▶ Stored entries
□ □ □ □ □ □ □
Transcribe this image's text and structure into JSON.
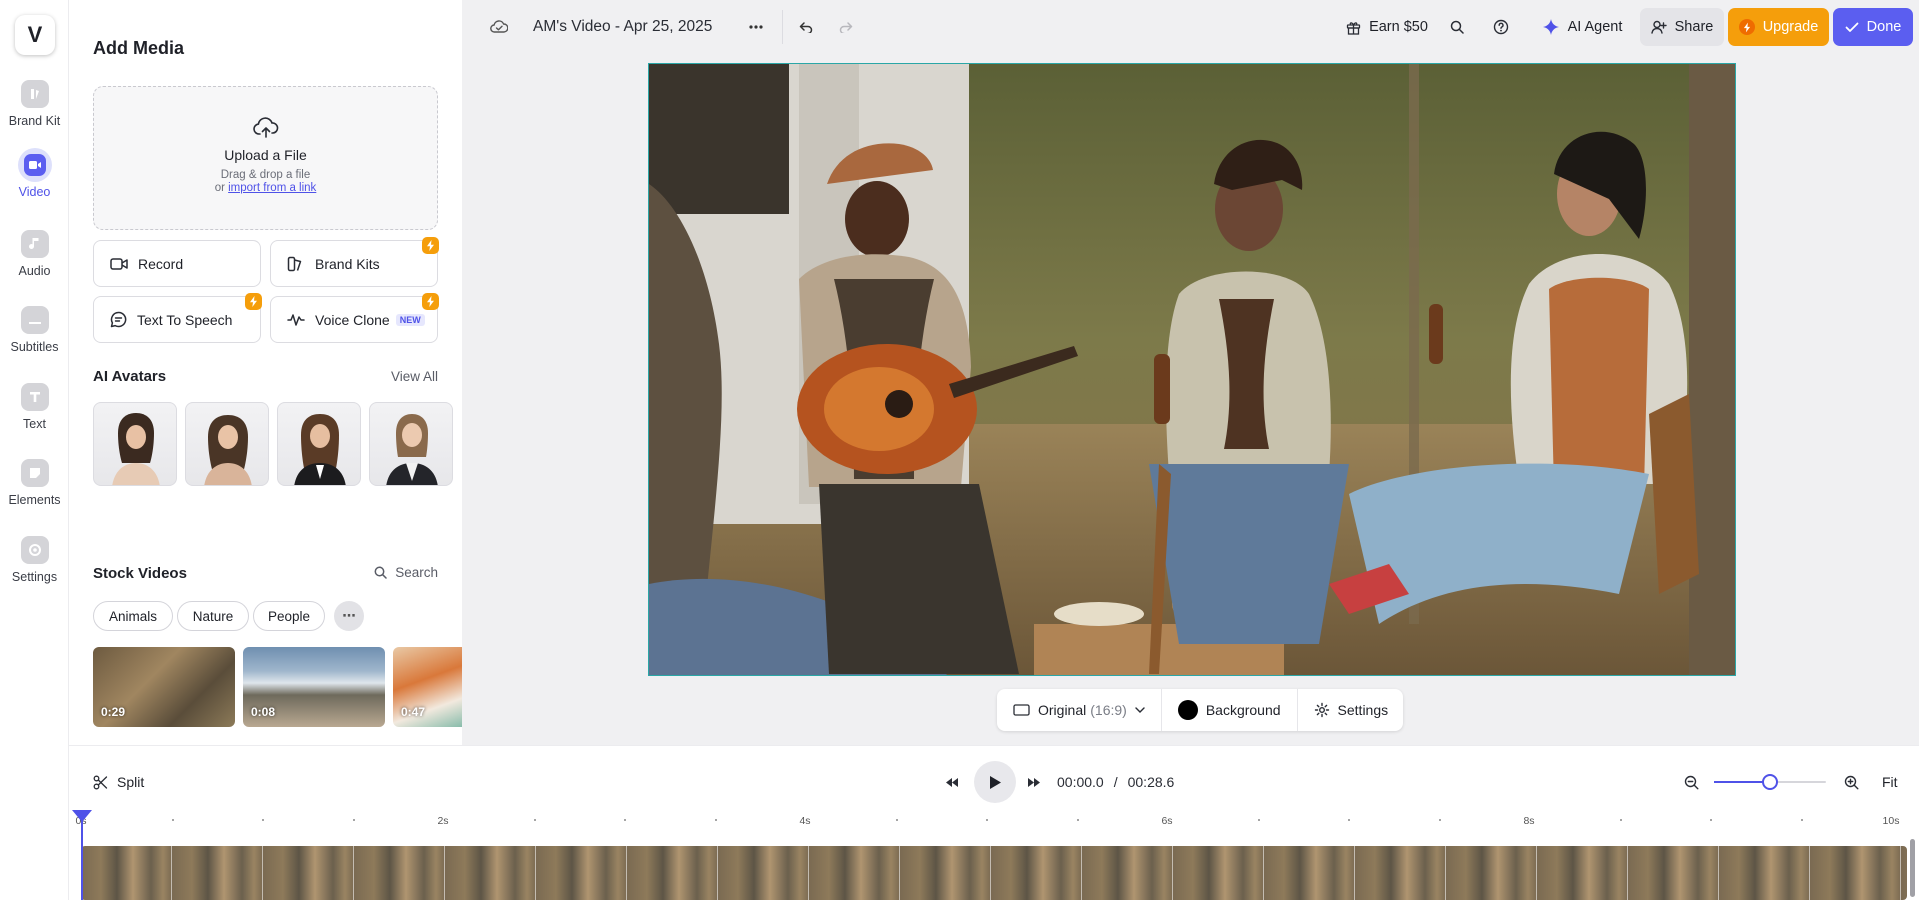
{
  "rail": {
    "logo": "V",
    "items": [
      {
        "label": "Brand Kit",
        "icon": "brand-kit-icon"
      },
      {
        "label": "Video",
        "icon": "video-camera-icon",
        "active": true
      },
      {
        "label": "Audio",
        "icon": "music-note-icon"
      },
      {
        "label": "Subtitles",
        "icon": "subtitles-icon"
      },
      {
        "label": "Text",
        "icon": "text-icon"
      },
      {
        "label": "Elements",
        "icon": "elements-icon"
      },
      {
        "label": "Settings",
        "icon": "settings-icon"
      }
    ]
  },
  "panel": {
    "title": "Add Media",
    "upload": {
      "title": "Upload a File",
      "subtitle": "Drag & drop a file",
      "or_text": "or",
      "link_text": "import from a link"
    },
    "tiles": {
      "record": "Record",
      "brand_kits": "Brand Kits",
      "text_to_speech": "Text To Speech",
      "voice_clone": "Voice Clone",
      "new_badge": "NEW"
    },
    "ai_avatars": {
      "title": "AI Avatars",
      "view_all": "View All"
    },
    "stock_videos": {
      "title": "Stock Videos",
      "search_label": "Search",
      "chips": [
        "Animals",
        "Nature",
        "People"
      ],
      "items": [
        {
          "duration": "0:29"
        },
        {
          "duration": "0:08"
        },
        {
          "duration": "0:47"
        }
      ]
    }
  },
  "topbar": {
    "project_title": "AM's Video - Apr 25, 2025",
    "earn": "Earn $50",
    "ai_agent": "AI Agent",
    "share": "Share",
    "upgrade": "Upgrade",
    "done": "Done"
  },
  "canvas_tools": {
    "aspect_label": "Original",
    "aspect_ratio": "(16:9)",
    "background": "Background",
    "settings": "Settings"
  },
  "timeline": {
    "split": "Split",
    "current_time": "00:00.0",
    "separator": "/",
    "total_time": "00:28.6",
    "fit": "Fit",
    "zoom_level": 0.5,
    "ruler_labels": [
      "0s",
      "2s",
      "4s",
      "6s",
      "8s",
      "10s"
    ]
  },
  "colors": {
    "accent": "#5b5ef0",
    "upgrade": "#f59e0b",
    "canvas_border": "#2aa7a7"
  }
}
□ □ □ □ □ □ □
Filter the entries above down to the lines containing the word "icon".

▶ FINISHED TASK
        "icon": "brand-kit-icon"
        "icon": "video-camera-icon",
        "icon": "music-note-icon"
        "icon": "subtitles-icon"
        "icon": "text-icon"
        "icon": "elements-icon"
        "icon": "settings-icon"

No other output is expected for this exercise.